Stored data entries
◇ ◇ ◇ ◇ ◇ ◇ ◇

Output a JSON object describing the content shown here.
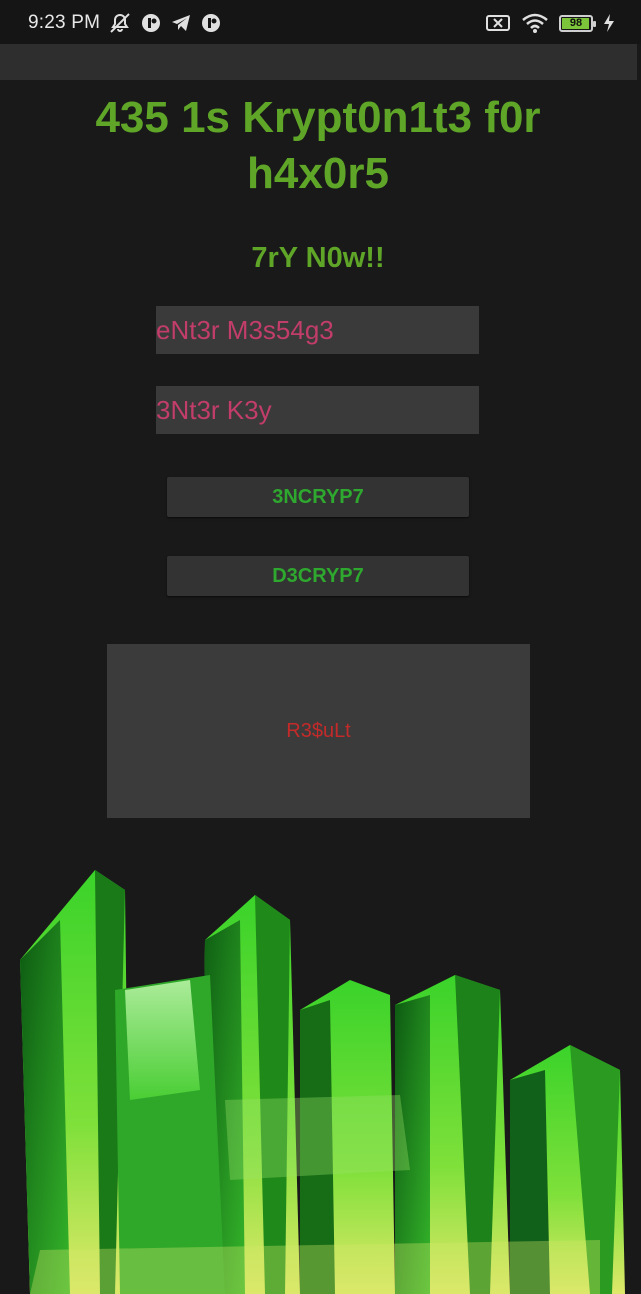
{
  "status_bar": {
    "time": "9:23 PM",
    "battery": "98",
    "icons_left": [
      "muted-notification-icon",
      "circle-app-icon",
      "telegram-icon",
      "circle-app-icon"
    ],
    "icons_right": [
      "sim-card-x-icon",
      "wifi-icon",
      "battery-icon",
      "charging-bolt-icon"
    ]
  },
  "app": {
    "title": "435 1s Krypt0n1t3 f0r h4x0r5",
    "subtitle": "7rY N0w!!"
  },
  "form": {
    "message_placeholder": "eNt3r M3s54g3",
    "key_placeholder": "3Nt3r K3y",
    "encrypt_label": "3NCRYP7",
    "decrypt_label": "D3CRYP7"
  },
  "result": {
    "placeholder": "R3$uLt"
  },
  "colors": {
    "title_green": "#5fa628",
    "button_green": "#2ea82e",
    "input_pink": "#c23d6a",
    "result_red": "#c42a2a",
    "background": "#191919"
  },
  "images": [
    "kryptonite-crystal-illustration"
  ]
}
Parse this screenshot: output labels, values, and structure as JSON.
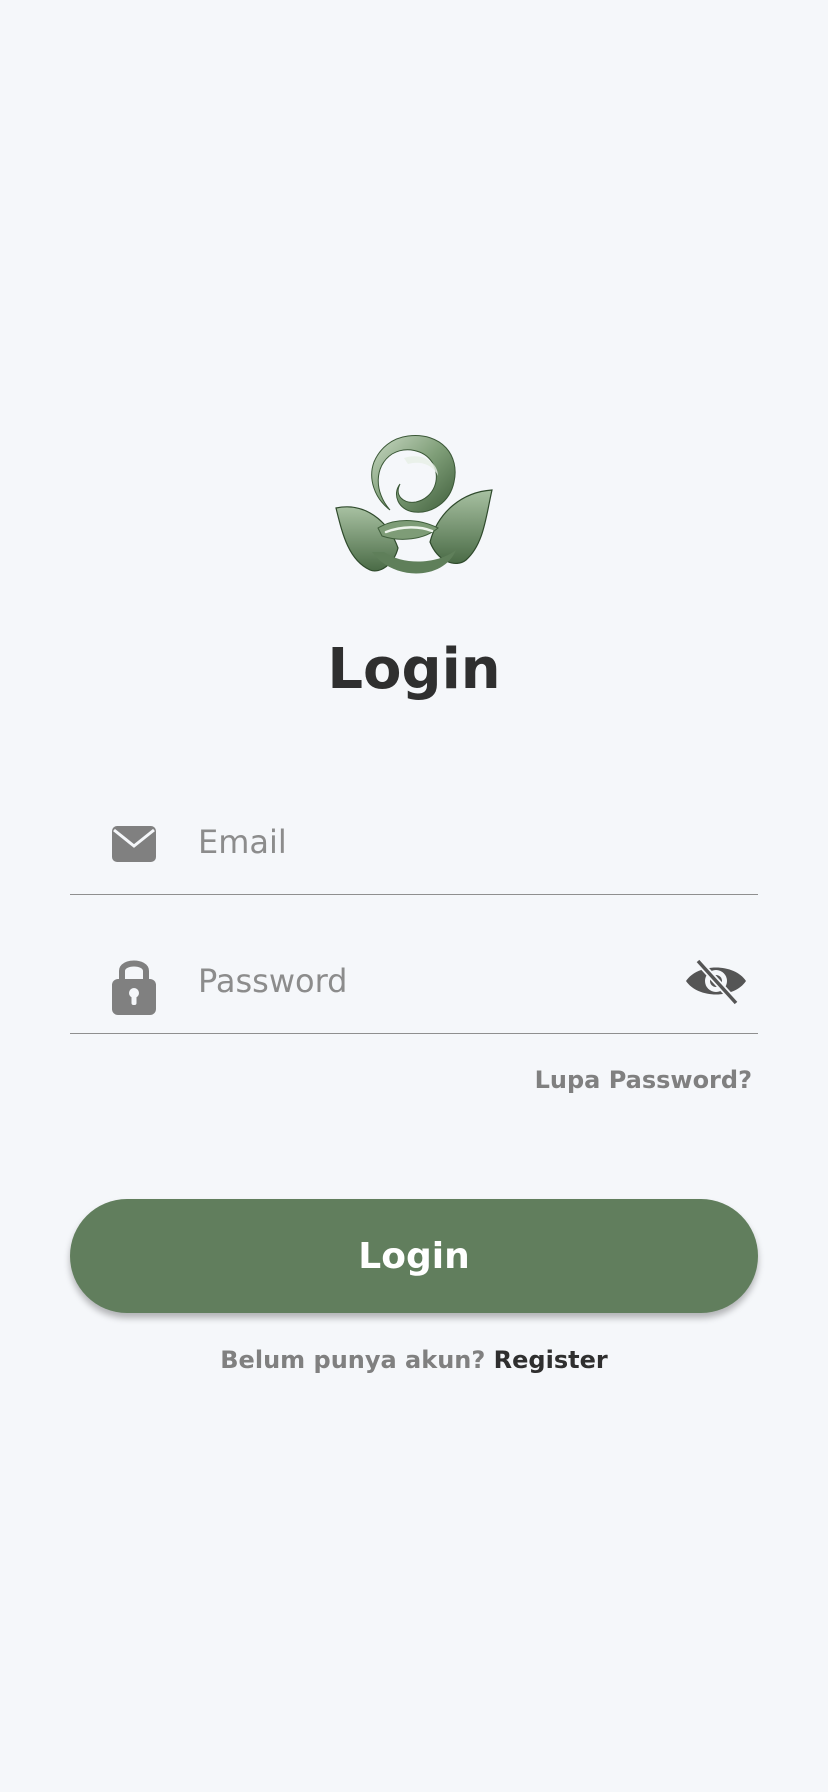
{
  "colors": {
    "background": "#f5f7fa",
    "brand_green": "#617e5d",
    "title_text": "#2f2f2f",
    "muted_text": "#808080",
    "icon_gray": "#808080",
    "divider": "#8f8f8f"
  },
  "logo": {
    "icon": "leaf-swirl-logo"
  },
  "screen": {
    "title": "Login"
  },
  "form": {
    "email": {
      "icon": "envelope-icon",
      "value": "",
      "placeholder": "Email"
    },
    "password": {
      "icon": "lock-icon",
      "value": "",
      "placeholder": "Password",
      "visibility_icon": "eye-off-icon"
    },
    "forgot_label": "Lupa Password?",
    "submit_label": "Login"
  },
  "footer": {
    "prompt": "Belum punya akun?",
    "register_label": "Register"
  }
}
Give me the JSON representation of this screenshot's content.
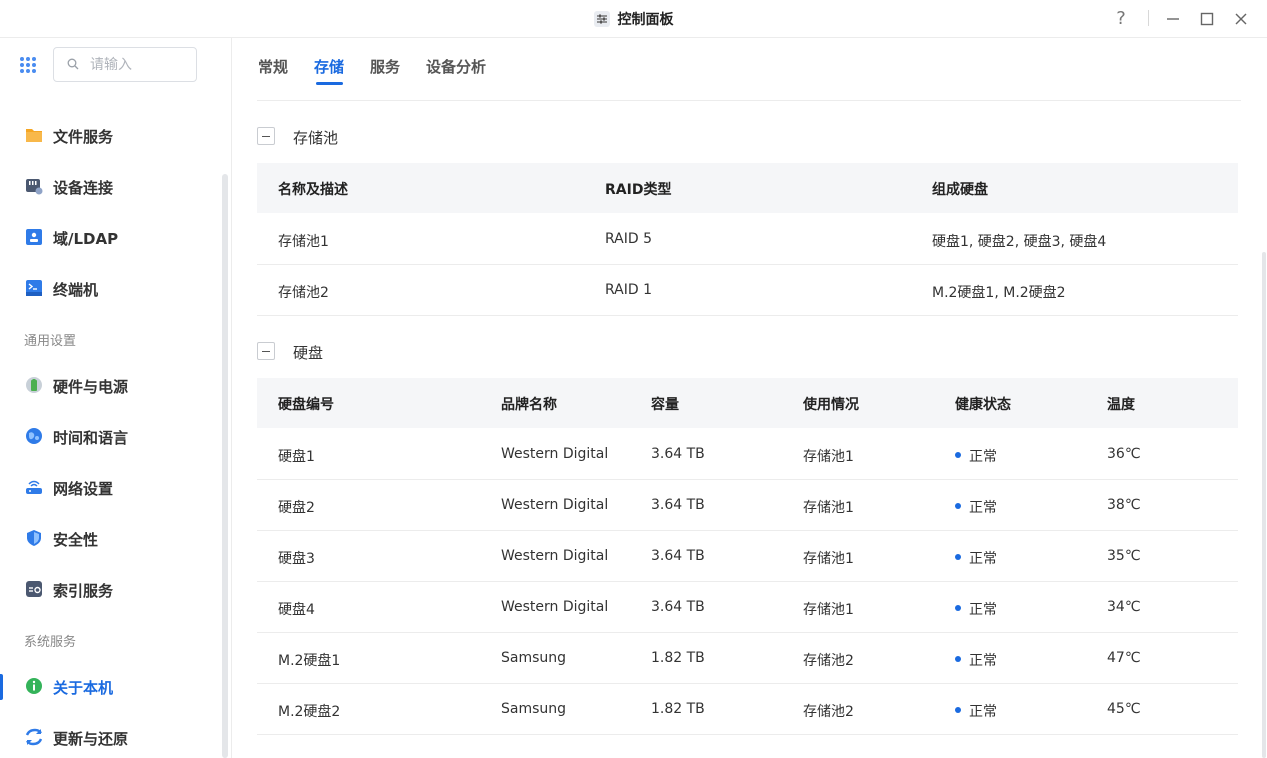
{
  "window": {
    "title": "控制面板",
    "help": "?",
    "minimize": "—",
    "maximize": "☐",
    "close": "✕"
  },
  "search": {
    "placeholder": "请输入"
  },
  "sidebar": {
    "items_top": [
      {
        "label": "文件服务",
        "icon": "folder-icon"
      },
      {
        "label": "设备连接",
        "icon": "device-connect-icon"
      },
      {
        "label": "域/LDAP",
        "icon": "ldap-icon"
      },
      {
        "label": "终端机",
        "icon": "terminal-icon"
      }
    ],
    "section_general": "通用设置",
    "items_general": [
      {
        "label": "硬件与电源",
        "icon": "battery-icon"
      },
      {
        "label": "时间和语言",
        "icon": "globe-icon"
      },
      {
        "label": "网络设置",
        "icon": "router-icon"
      },
      {
        "label": "安全性",
        "icon": "shield-icon"
      },
      {
        "label": "索引服务",
        "icon": "index-icon"
      }
    ],
    "section_system": "系统服务",
    "items_system": [
      {
        "label": "关于本机",
        "icon": "info-icon",
        "active": true
      },
      {
        "label": "更新与还原",
        "icon": "refresh-icon"
      }
    ]
  },
  "tabs": [
    "常规",
    "存储",
    "服务",
    "设备分析"
  ],
  "active_tab": "存储",
  "storage_pools": {
    "title": "存储池",
    "headers": [
      "名称及描述",
      "RAID类型",
      "组成硬盘"
    ],
    "rows": [
      [
        "存储池1",
        "RAID 5",
        "硬盘1, 硬盘2, 硬盘3, 硬盘4"
      ],
      [
        "存储池2",
        "RAID 1",
        "M.2硬盘1, M.2硬盘2"
      ]
    ]
  },
  "disks": {
    "title": "硬盘",
    "headers": [
      "硬盘编号",
      "品牌名称",
      "容量",
      "使用情况",
      "健康状态",
      "温度"
    ],
    "rows": [
      [
        "硬盘1",
        "Western Digital",
        "3.64 TB",
        "存储池1",
        "正常",
        "36℃"
      ],
      [
        "硬盘2",
        "Western Digital",
        "3.64 TB",
        "存储池1",
        "正常",
        "38℃"
      ],
      [
        "硬盘3",
        "Western Digital",
        "3.64 TB",
        "存储池1",
        "正常",
        "35℃"
      ],
      [
        "硬盘4",
        "Western Digital",
        "3.64 TB",
        "存储池1",
        "正常",
        "34℃"
      ],
      [
        "M.2硬盘1",
        "Samsung",
        "1.82 TB",
        "存储池2",
        "正常",
        "47℃"
      ],
      [
        "M.2硬盘2",
        "Samsung",
        "1.82 TB",
        "存储池2",
        "正常",
        "45℃"
      ]
    ]
  },
  "colors": {
    "accent": "#1a6ae0",
    "status_ok": "#1a6ae0"
  }
}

◇ ◇ ◇ ◇ ◇ ◇ ◇

#### Stated problem
From the records given above, reproduce all text exactly and exclude each picture.

#### Task answer
Output a JSON object describing the content shown here.
{
  "status_bar": {
    "time": "9:23 PM",
    "battery": "98",
    "icons_left": [
      "muted-notification-icon",
      "circle-app-icon",
      "telegram-icon",
      "circle-app-icon"
    ],
    "icons_right": [
      "sim-card-x-icon",
      "wifi-icon",
      "battery-icon",
      "charging-bolt-icon"
    ]
  },
  "app": {
    "title": "435 1s Krypt0n1t3 f0r h4x0r5",
    "subtitle": "7rY N0w!!"
  },
  "form": {
    "message_placeholder": "eNt3r M3s54g3",
    "key_placeholder": "3Nt3r K3y",
    "encrypt_label": "3NCRYP7",
    "decrypt_label": "D3CRYP7"
  },
  "result": {
    "placeholder": "R3$uLt"
  },
  "colors": {
    "title_green": "#5fa628",
    "button_green": "#2ea82e",
    "input_pink": "#c23d6a",
    "result_red": "#c42a2a",
    "background": "#191919"
  },
  "images": [
    "kryptonite-crystal-illustration"
  ]
}
Parse this screenshot: output labels, values, and structure as JSON.
{
  "colors": {
    "background": "#f5f7fa",
    "brand_green": "#617e5d",
    "title_text": "#2f2f2f",
    "muted_text": "#808080",
    "icon_gray": "#808080",
    "divider": "#8f8f8f"
  },
  "logo": {
    "icon": "leaf-swirl-logo"
  },
  "screen": {
    "title": "Login"
  },
  "form": {
    "email": {
      "icon": "envelope-icon",
      "value": "",
      "placeholder": "Email"
    },
    "password": {
      "icon": "lock-icon",
      "value": "",
      "placeholder": "Password",
      "visibility_icon": "eye-off-icon"
    },
    "forgot_label": "Lupa Password?",
    "submit_label": "Login"
  },
  "footer": {
    "prompt": "Belum punya akun?",
    "register_label": "Register"
  }
}
Give me the JSON representation of this screenshot's content.
{
  "window": {
    "title": "控制面板",
    "help": "?",
    "minimize": "—",
    "maximize": "☐",
    "close": "✕"
  },
  "search": {
    "placeholder": "请输入"
  },
  "sidebar": {
    "items_top": [
      {
        "label": "文件服务",
        "icon": "folder-icon"
      },
      {
        "label": "设备连接",
        "icon": "device-connect-icon"
      },
      {
        "label": "域/LDAP",
        "icon": "ldap-icon"
      },
      {
        "label": "终端机",
        "icon": "terminal-icon"
      }
    ],
    "section_general": "通用设置",
    "items_general": [
      {
        "label": "硬件与电源",
        "icon": "battery-icon"
      },
      {
        "label": "时间和语言",
        "icon": "globe-icon"
      },
      {
        "label": "网络设置",
        "icon": "router-icon"
      },
      {
        "label": "安全性",
        "icon": "shield-icon"
      },
      {
        "label": "索引服务",
        "icon": "index-icon"
      }
    ],
    "section_system": "系统服务",
    "items_system": [
      {
        "label": "关于本机",
        "icon": "info-icon",
        "active": true
      },
      {
        "label": "更新与还原",
        "icon": "refresh-icon"
      }
    ]
  },
  "tabs": [
    "常规",
    "存储",
    "服务",
    "设备分析"
  ],
  "active_tab": "存储",
  "storage_pools": {
    "title": "存储池",
    "headers": [
      "名称及描述",
      "RAID类型",
      "组成硬盘"
    ],
    "rows": [
      [
        "存储池1",
        "RAID 5",
        "硬盘1, 硬盘2, 硬盘3, 硬盘4"
      ],
      [
        "存储池2",
        "RAID 1",
        "M.2硬盘1, M.2硬盘2"
      ]
    ]
  },
  "disks": {
    "title": "硬盘",
    "headers": [
      "硬盘编号",
      "品牌名称",
      "容量",
      "使用情况",
      "健康状态",
      "温度"
    ],
    "rows": [
      [
        "硬盘1",
        "Western Digital",
        "3.64 TB",
        "存储池1",
        "正常",
        "36℃"
      ],
      [
        "硬盘2",
        "Western Digital",
        "3.64 TB",
        "存储池1",
        "正常",
        "38℃"
      ],
      [
        "硬盘3",
        "Western Digital",
        "3.64 TB",
        "存储池1",
        "正常",
        "35℃"
      ],
      [
        "硬盘4",
        "Western Digital",
        "3.64 TB",
        "存储池1",
        "正常",
        "34℃"
      ],
      [
        "M.2硬盘1",
        "Samsung",
        "1.82 TB",
        "存储池2",
        "正常",
        "47℃"
      ],
      [
        "M.2硬盘2",
        "Samsung",
        "1.82 TB",
        "存储池2",
        "正常",
        "45℃"
      ]
    ]
  },
  "colors": {
    "accent": "#1a6ae0",
    "status_ok": "#1a6ae0"
  }
}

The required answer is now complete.